Across all the lines below, how many contain the string "title"? Please reply with the number only.

>> Begin

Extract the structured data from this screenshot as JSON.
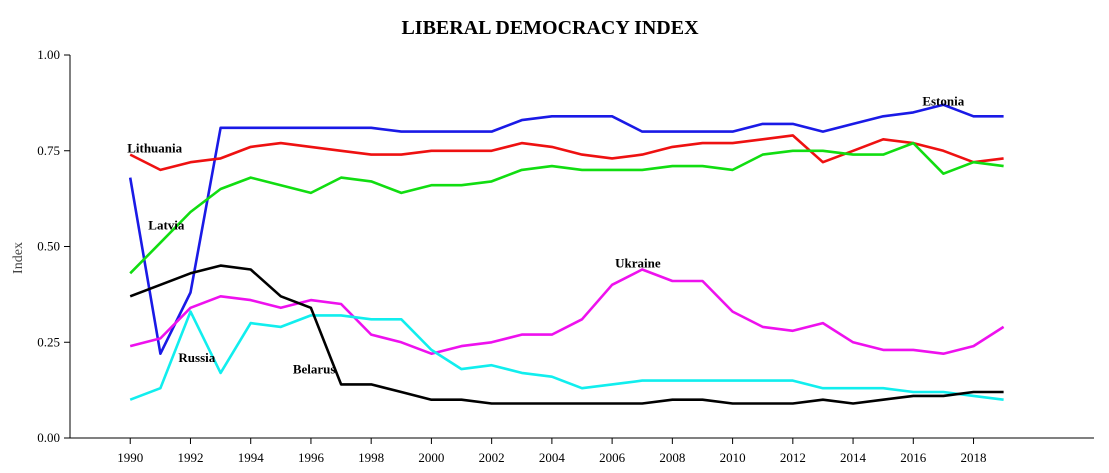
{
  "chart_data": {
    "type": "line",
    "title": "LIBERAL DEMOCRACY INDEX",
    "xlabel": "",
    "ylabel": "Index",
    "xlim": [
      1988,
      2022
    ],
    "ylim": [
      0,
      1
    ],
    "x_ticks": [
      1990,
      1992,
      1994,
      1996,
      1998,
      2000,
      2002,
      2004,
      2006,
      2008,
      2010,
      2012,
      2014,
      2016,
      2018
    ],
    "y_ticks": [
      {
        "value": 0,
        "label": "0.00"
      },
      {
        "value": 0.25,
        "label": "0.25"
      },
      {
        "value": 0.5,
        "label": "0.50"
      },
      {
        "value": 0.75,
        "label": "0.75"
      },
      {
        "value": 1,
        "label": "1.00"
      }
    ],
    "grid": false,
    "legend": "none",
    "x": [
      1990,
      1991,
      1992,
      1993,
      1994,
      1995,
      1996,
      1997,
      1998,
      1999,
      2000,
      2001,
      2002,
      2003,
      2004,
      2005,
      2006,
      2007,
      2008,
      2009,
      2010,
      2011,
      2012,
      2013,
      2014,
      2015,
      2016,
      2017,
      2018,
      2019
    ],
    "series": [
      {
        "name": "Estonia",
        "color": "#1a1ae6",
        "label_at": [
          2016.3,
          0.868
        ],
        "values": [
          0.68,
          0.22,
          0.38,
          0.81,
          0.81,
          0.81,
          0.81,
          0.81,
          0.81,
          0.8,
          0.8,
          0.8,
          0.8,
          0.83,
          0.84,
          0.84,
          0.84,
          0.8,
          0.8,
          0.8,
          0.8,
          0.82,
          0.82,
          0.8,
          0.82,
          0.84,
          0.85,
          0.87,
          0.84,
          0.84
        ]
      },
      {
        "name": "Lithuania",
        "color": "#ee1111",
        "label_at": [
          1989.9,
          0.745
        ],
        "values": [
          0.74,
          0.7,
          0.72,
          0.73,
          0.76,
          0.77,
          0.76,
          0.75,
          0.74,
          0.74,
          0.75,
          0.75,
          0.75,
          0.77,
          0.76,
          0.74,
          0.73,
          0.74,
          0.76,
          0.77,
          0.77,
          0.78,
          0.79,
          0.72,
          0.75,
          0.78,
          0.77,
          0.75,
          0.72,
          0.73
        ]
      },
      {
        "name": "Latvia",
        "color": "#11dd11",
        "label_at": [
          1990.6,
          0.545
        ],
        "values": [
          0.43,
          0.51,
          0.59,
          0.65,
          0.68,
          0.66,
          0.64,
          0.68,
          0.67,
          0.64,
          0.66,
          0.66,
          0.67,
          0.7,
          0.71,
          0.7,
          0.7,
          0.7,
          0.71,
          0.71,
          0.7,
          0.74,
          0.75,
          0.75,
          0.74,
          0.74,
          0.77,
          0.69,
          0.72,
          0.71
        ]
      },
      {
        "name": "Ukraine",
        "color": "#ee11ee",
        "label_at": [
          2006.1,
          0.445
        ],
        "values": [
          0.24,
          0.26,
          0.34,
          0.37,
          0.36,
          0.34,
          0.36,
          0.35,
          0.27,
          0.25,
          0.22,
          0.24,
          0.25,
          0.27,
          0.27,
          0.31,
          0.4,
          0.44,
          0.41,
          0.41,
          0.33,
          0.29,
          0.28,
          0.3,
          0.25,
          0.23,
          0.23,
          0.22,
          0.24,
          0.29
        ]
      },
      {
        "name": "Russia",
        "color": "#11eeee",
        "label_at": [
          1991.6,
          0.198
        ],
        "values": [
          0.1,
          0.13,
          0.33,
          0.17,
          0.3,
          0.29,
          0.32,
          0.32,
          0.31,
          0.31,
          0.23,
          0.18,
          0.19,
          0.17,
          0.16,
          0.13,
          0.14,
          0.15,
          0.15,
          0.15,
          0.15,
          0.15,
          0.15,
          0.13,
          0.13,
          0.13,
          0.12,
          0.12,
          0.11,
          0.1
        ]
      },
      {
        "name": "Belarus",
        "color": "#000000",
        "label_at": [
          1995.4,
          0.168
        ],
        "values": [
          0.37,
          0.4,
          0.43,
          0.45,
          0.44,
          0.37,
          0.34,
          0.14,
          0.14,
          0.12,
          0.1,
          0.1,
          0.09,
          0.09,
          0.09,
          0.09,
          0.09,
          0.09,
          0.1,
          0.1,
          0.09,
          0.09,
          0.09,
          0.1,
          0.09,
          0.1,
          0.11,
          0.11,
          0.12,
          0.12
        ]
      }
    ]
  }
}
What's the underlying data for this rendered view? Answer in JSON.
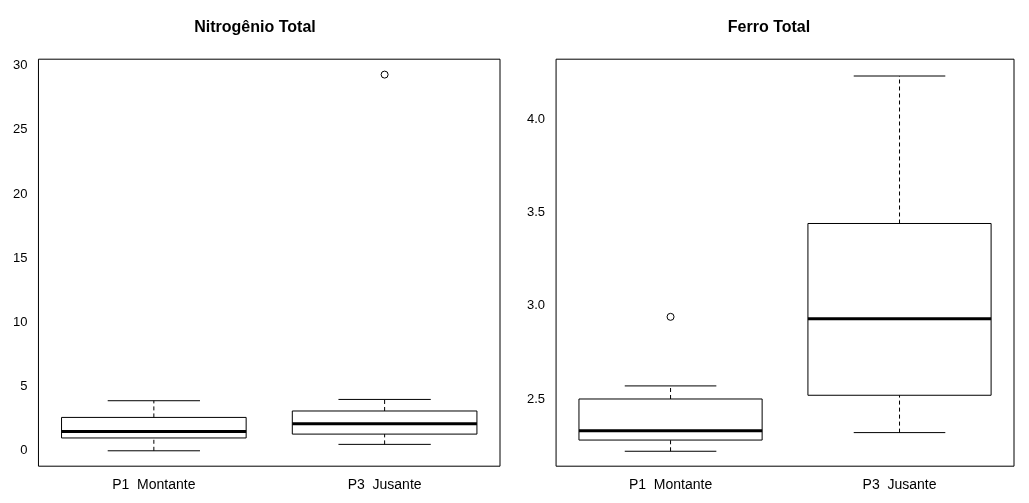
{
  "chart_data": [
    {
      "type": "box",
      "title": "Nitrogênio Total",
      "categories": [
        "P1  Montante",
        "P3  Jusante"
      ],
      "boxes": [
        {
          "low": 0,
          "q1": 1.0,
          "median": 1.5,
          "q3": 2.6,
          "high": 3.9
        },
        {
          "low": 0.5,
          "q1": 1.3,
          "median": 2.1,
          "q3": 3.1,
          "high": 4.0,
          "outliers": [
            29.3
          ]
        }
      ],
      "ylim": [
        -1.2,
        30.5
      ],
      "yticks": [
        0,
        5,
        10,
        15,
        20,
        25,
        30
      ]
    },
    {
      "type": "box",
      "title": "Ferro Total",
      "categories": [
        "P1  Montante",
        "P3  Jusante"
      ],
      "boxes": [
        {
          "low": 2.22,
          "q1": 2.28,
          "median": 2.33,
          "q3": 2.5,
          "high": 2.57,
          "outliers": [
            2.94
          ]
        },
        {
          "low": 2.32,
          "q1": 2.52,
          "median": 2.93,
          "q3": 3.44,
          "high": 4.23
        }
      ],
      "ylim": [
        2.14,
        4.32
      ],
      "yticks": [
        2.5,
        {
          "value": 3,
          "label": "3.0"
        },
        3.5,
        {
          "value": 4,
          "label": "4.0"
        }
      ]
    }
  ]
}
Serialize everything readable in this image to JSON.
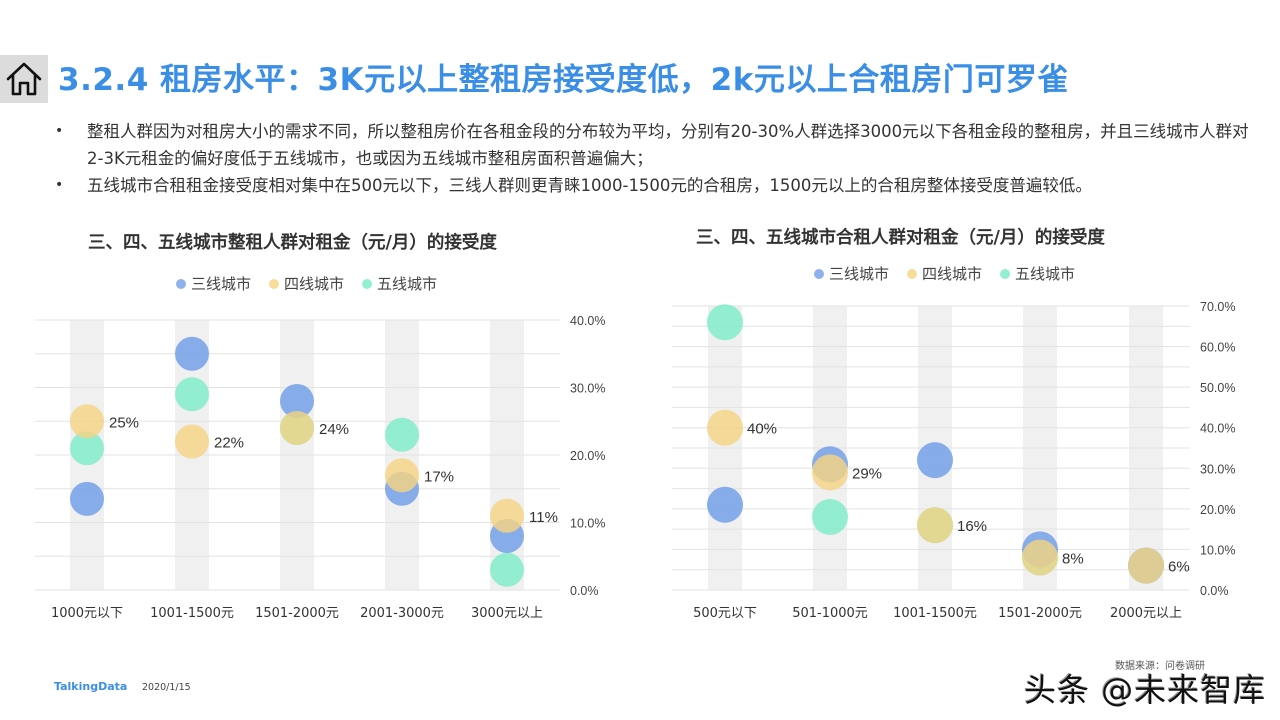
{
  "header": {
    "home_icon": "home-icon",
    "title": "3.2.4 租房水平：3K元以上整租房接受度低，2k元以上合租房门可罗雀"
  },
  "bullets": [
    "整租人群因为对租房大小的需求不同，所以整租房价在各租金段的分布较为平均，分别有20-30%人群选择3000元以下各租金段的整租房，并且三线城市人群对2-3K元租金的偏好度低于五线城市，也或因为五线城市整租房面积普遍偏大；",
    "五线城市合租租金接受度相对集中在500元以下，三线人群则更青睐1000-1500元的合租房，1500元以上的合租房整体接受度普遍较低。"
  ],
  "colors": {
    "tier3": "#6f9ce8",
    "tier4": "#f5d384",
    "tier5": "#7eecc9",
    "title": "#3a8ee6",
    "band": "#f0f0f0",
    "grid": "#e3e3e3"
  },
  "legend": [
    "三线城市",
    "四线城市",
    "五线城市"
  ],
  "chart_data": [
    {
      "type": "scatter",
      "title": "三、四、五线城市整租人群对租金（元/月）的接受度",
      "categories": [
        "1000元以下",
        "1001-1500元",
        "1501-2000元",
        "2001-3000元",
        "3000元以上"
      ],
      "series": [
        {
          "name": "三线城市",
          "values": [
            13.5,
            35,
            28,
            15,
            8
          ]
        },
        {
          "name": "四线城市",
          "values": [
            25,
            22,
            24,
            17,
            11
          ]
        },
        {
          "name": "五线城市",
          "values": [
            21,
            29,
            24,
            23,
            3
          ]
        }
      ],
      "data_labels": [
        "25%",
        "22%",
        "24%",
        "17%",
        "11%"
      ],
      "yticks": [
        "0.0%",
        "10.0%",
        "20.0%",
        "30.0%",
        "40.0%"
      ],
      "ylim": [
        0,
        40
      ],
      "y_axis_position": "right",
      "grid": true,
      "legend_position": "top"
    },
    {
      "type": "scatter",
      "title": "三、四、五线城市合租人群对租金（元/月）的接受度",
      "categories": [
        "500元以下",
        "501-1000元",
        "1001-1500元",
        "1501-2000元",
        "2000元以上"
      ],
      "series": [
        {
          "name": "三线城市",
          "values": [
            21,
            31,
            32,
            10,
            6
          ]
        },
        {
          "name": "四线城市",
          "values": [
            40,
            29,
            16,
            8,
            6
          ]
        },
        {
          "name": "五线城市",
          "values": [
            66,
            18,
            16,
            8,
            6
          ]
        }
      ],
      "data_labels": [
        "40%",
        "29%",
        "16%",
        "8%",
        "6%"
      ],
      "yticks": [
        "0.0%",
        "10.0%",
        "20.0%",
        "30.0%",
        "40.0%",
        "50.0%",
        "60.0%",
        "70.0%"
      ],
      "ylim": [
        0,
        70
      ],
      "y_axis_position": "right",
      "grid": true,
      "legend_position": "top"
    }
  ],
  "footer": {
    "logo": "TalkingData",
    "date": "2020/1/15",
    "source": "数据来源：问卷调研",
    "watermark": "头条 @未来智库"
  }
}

>> End

**Solved problem:** 7